- Problem description: Filter these entries so that only lines with the word "không" remain.
-- BEGIN Data excerpts --
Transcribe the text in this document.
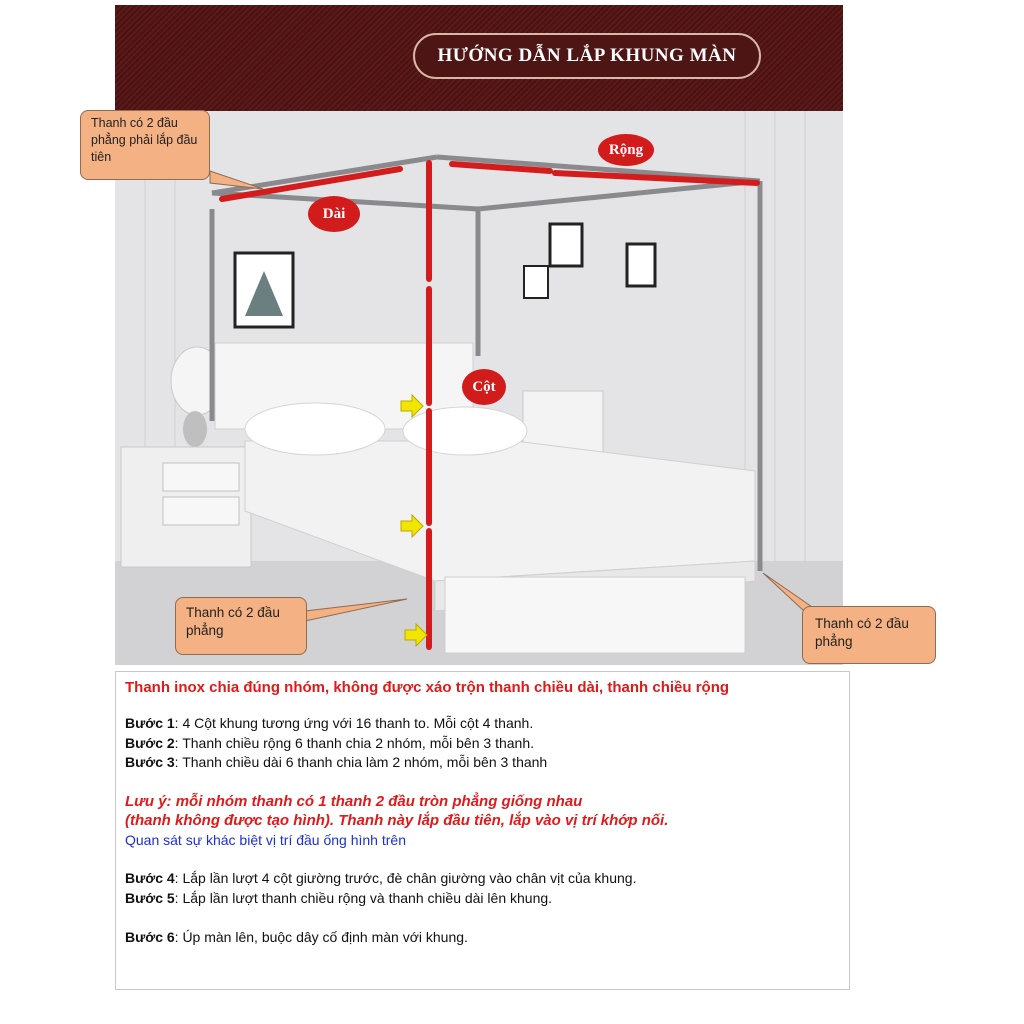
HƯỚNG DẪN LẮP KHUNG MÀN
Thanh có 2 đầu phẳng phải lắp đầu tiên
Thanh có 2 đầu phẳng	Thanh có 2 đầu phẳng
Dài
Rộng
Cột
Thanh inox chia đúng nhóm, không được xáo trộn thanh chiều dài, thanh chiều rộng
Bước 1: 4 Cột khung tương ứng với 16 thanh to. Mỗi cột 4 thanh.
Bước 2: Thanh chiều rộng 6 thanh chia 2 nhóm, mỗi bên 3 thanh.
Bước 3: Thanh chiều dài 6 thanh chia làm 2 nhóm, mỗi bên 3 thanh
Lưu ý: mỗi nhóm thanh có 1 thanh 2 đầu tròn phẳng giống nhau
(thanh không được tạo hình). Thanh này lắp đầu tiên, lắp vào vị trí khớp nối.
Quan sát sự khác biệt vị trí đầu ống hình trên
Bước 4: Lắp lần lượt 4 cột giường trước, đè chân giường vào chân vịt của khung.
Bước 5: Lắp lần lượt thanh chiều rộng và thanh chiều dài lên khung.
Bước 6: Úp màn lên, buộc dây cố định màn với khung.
-- END Data excerpts --
- Answer below:
Thanh inox chia đúng nhóm, không được xáo trộn thanh chiều dài, thanh chiều rộng
(thanh không được tạo hình). Thanh này lắp đầu tiên, lắp vào vị trí khớp nối.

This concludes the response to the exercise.